• TO DO: Search the data for the word "الطبعة" and copy every line that contains it.

---+---

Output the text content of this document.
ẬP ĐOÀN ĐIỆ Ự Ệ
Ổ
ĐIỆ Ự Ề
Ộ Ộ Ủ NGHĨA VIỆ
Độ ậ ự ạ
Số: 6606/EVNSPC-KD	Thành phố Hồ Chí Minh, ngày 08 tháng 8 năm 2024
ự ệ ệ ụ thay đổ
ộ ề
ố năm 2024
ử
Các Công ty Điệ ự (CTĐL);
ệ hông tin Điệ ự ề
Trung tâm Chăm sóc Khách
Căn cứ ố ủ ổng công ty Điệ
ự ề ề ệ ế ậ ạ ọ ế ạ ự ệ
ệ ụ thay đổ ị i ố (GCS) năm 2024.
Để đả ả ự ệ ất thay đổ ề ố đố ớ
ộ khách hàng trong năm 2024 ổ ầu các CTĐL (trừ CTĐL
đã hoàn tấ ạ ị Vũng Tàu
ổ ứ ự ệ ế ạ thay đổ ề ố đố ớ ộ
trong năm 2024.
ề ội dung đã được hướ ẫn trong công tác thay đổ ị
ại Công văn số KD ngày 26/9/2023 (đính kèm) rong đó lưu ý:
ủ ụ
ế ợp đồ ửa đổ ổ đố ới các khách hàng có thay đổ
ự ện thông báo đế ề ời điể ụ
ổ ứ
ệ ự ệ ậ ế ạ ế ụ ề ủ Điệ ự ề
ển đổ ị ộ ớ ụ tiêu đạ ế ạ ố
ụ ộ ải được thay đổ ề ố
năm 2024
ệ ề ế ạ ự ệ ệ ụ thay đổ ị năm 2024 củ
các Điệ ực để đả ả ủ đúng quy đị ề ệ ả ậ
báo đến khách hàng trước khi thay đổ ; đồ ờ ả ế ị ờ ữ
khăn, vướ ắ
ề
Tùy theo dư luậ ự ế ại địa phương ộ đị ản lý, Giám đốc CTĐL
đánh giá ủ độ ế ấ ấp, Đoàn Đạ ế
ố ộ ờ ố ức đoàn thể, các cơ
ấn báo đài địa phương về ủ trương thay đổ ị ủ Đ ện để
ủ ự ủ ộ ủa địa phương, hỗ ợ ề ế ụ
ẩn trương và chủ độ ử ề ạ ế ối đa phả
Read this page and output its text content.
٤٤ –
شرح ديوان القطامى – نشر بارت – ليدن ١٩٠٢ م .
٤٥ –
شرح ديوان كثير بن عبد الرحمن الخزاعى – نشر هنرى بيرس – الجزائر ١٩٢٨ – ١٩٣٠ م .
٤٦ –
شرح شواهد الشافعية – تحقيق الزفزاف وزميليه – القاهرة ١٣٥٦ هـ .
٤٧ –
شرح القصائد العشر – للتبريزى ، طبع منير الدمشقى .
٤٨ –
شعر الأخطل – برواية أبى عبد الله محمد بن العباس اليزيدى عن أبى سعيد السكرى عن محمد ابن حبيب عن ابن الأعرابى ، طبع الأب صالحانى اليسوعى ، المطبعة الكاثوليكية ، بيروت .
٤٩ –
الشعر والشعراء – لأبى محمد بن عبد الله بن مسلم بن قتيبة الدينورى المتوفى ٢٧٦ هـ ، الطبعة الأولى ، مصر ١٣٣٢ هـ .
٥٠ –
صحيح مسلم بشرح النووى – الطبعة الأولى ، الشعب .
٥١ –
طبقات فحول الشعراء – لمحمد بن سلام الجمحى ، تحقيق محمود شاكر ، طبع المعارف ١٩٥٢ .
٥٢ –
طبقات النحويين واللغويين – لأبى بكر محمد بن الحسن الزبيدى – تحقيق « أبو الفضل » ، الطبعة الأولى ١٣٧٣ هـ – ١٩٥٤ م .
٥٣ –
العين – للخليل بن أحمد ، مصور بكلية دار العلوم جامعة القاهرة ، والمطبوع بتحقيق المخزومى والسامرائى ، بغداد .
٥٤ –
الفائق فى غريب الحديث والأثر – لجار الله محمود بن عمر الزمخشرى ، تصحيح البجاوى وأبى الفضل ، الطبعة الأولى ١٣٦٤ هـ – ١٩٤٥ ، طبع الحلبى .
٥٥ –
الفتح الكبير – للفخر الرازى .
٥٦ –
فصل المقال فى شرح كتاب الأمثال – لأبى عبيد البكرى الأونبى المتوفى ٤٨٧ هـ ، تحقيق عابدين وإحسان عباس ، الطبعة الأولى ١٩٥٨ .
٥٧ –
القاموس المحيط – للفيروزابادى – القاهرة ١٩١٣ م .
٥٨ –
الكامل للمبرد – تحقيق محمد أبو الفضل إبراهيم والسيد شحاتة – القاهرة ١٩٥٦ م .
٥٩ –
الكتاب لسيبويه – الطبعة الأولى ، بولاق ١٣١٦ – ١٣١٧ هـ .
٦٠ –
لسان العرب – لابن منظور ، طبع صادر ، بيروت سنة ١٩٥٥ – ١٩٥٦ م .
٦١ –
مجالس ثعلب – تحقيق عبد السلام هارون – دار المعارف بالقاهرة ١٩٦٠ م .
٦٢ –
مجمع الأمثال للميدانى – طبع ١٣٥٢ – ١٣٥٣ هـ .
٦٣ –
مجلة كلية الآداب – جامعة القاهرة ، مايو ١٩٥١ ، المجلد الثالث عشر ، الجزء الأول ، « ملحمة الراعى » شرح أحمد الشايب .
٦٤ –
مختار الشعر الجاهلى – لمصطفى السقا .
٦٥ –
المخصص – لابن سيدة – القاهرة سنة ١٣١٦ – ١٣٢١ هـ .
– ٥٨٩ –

---+---

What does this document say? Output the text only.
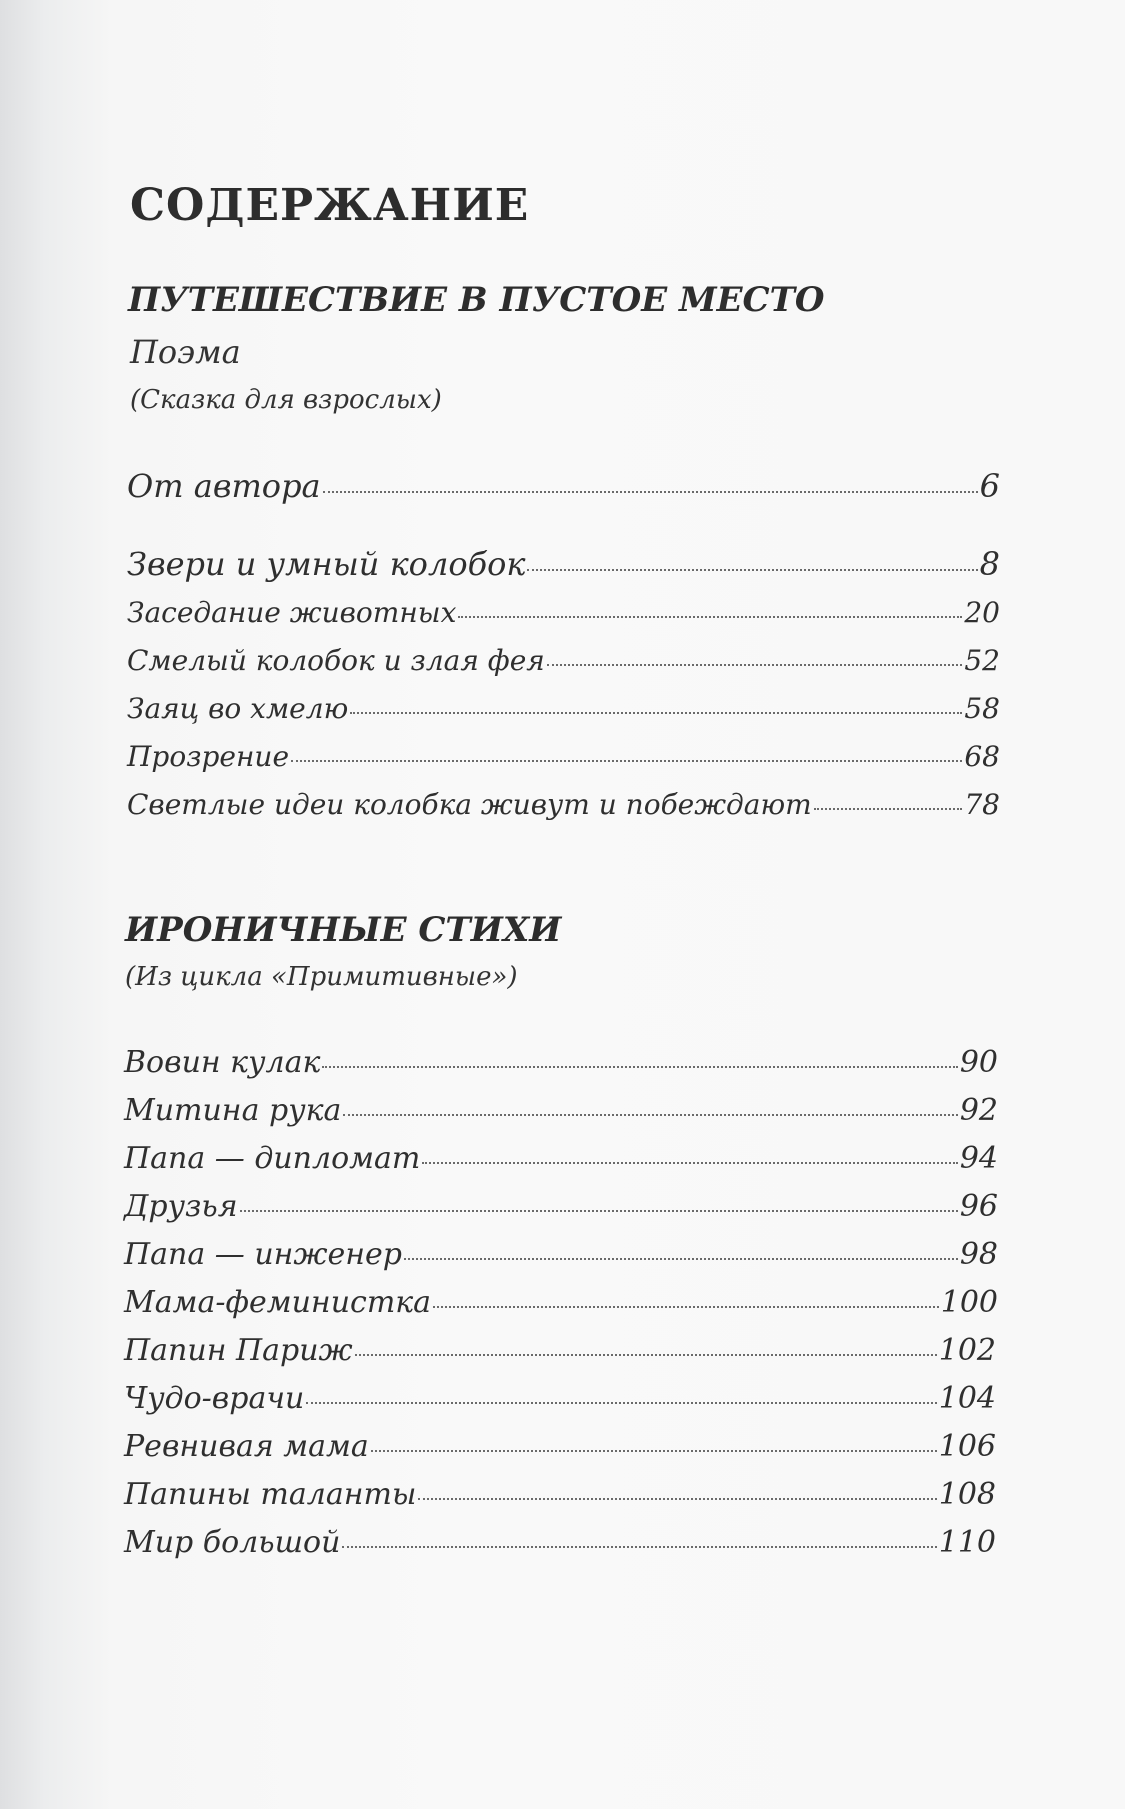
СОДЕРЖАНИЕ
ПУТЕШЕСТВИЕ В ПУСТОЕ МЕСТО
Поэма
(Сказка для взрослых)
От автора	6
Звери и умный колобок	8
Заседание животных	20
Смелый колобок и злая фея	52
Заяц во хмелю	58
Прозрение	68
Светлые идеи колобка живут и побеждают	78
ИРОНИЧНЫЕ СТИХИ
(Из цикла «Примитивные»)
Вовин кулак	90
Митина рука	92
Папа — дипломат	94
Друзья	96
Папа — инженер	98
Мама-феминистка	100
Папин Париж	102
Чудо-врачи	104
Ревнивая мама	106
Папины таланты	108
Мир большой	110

---+---

• EXERCISE RESULT:
الشعر والشعراء – لأبى محمد بن عبد الله بن مسلم بن قتيبة الدينورى المتوفى ٢٧٦ هـ ، الطبعة الأولى ، مصر ١٣٣٢ هـ .
صحيح مسلم بشرح النووى – الطبعة الأولى ، الشعب .
طبقات النحويين واللغويين – لأبى بكر محمد بن الحسن الزبيدى – تحقيق « أبو الفضل » ، الطبعة الأولى ١٣٧٣ هـ – ١٩٥٤ م .
الفائق فى غريب الحديث والأثر – لجار الله محمود بن عمر الزمخشرى ، تصحيح البجاوى وأبى الفضل ، الطبعة الأولى ١٣٦٤ هـ – ١٩٤٥ ، طبع الحلبى .
فصل المقال فى شرح كتاب الأمثال – لأبى عبيد البكرى الأونبى المتوفى ٤٨٧ هـ ، تحقيق عابدين وإحسان عباس ، الطبعة الأولى ١٩٥٨ .
الكتاب لسيبويه – الطبعة الأولى ، بولاق ١٣١٦ – ١٣١٧ هـ .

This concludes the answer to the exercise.